EXERCISE DESCRIPTION | Extract and list every line that contains the word "местный".

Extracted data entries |
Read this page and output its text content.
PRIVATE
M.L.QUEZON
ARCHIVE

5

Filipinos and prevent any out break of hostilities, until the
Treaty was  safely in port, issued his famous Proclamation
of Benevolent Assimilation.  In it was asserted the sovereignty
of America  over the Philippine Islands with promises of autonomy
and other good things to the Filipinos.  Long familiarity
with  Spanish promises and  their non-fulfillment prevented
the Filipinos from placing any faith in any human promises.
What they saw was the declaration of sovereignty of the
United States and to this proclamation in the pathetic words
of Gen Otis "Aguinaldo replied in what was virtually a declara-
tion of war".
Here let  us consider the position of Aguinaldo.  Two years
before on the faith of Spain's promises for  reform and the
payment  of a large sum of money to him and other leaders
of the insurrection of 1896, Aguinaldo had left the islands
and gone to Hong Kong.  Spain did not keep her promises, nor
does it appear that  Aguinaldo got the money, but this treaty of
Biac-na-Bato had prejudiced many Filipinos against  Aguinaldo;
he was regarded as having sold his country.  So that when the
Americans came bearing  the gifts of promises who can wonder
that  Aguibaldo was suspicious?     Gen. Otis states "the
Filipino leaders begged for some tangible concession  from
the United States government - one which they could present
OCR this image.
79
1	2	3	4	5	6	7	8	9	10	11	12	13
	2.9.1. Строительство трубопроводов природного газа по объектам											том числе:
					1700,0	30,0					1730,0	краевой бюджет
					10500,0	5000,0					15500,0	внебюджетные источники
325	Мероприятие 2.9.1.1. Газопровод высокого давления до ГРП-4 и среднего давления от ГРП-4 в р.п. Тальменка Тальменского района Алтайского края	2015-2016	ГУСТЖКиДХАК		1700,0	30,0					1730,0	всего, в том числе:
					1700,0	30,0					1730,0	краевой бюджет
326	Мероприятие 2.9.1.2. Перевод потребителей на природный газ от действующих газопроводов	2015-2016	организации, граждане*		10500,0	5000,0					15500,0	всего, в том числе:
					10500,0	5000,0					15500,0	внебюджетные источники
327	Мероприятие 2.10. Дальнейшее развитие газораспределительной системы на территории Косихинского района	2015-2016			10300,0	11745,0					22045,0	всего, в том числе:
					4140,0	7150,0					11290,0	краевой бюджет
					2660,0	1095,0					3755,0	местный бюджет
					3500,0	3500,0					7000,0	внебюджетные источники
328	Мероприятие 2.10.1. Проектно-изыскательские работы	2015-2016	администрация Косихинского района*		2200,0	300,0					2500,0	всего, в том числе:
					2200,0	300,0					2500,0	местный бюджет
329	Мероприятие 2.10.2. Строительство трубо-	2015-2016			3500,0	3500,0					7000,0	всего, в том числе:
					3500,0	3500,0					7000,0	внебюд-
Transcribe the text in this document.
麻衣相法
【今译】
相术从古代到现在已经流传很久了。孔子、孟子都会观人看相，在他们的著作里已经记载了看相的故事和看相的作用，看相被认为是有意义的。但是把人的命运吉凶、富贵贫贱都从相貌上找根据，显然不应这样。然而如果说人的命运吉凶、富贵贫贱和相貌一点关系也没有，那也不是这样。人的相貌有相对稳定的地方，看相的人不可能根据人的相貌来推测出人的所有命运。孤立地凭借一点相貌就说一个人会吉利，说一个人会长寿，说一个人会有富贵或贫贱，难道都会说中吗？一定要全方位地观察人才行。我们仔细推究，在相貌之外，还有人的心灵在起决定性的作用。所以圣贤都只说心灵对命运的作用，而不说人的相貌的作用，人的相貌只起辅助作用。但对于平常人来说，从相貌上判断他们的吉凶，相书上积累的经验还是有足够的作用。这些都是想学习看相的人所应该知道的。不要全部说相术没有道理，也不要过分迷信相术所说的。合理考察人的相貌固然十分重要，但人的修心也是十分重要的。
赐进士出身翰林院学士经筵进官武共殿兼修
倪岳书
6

THE REPLY |
					2660,0	1095,0					3755,0	местный бюджет
					2200,0	300,0					2500,0	местный бюджет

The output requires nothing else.